[Begin]
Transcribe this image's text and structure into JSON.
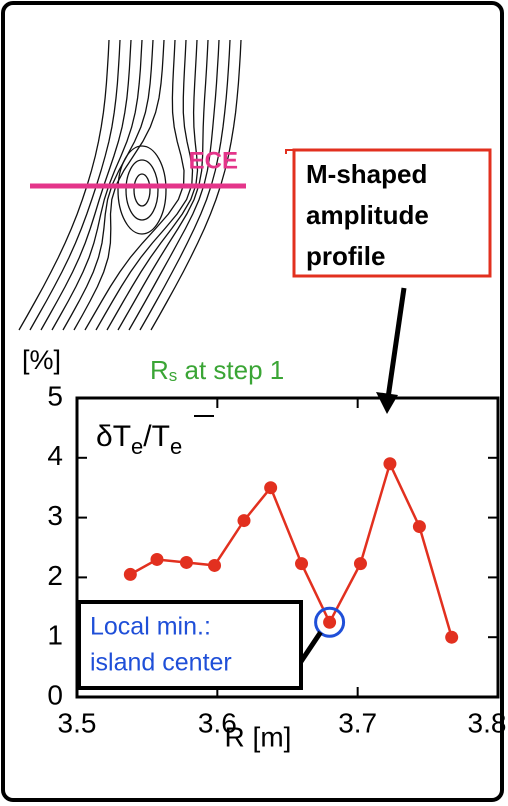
{
  "chart_data": {
    "type": "line",
    "x": [
      3.538,
      3.557,
      3.578,
      3.598,
      3.619,
      3.638,
      3.66,
      3.68,
      3.702,
      3.723,
      3.744,
      3.767
    ],
    "series": [
      {
        "color": "#e2301f",
        "values": [
          2.05,
          2.3,
          2.25,
          2.2,
          2.95,
          3.5,
          2.23,
          1.25,
          2.23,
          3.9,
          2.85,
          1.0
        ]
      }
    ],
    "xlim": [
      3.5,
      3.8
    ],
    "xticks": [
      3.5,
      3.6,
      3.7,
      3.8
    ],
    "ylim": [
      0,
      5
    ],
    "yticks": [
      0,
      1,
      2,
      3,
      4,
      5
    ],
    "xlabel": "R [m]",
    "yunit": "[%]",
    "ylabel_parts": [
      "δT",
      "e",
      "/",
      "T",
      "e"
    ],
    "rs_label": {
      "main": "R",
      "sub": "s",
      "rest": " at step 1"
    },
    "highlight_index": 7,
    "highlight_color": "#1f4fd8",
    "min_note": [
      "Local min.:",
      "island center"
    ],
    "m_note": [
      "M-shaped",
      "amplitude",
      "profile"
    ],
    "ece_label": "ECE",
    "ece_color": "#e4358a"
  }
}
[End]
(TASK TO CARRY OUT): Your task is to repeat the data above exactly while excluding the pictures.

(FINISHED TASK):
Transcribe this image's text and structure into JSON.
{
  "chart_data": {
    "type": "line",
    "x": [
      3.538,
      3.557,
      3.578,
      3.598,
      3.619,
      3.638,
      3.66,
      3.68,
      3.702,
      3.723,
      3.744,
      3.767
    ],
    "series": [
      {
        "color": "#e2301f",
        "values": [
          2.05,
          2.3,
          2.25,
          2.2,
          2.95,
          3.5,
          2.23,
          1.25,
          2.23,
          3.9,
          2.85,
          1.0
        ]
      }
    ],
    "xlim": [
      3.5,
      3.8
    ],
    "xticks": [
      3.5,
      3.6,
      3.7,
      3.8
    ],
    "ylim": [
      0,
      5
    ],
    "yticks": [
      0,
      1,
      2,
      3,
      4,
      5
    ],
    "xlabel": "R [m]",
    "yunit": "[%]",
    "ylabel_parts": [
      "δT",
      "e",
      "/",
      "T",
      "e"
    ],
    "rs_label": {
      "main": "R",
      "sub": "s",
      "rest": " at step 1"
    },
    "highlight_index": 7,
    "highlight_color": "#1f4fd8",
    "min_note": [
      "Local min.:",
      "island center"
    ],
    "m_note": [
      "M-shaped",
      "amplitude",
      "profile"
    ],
    "ece_label": "ECE",
    "ece_color": "#e4358a"
  }
}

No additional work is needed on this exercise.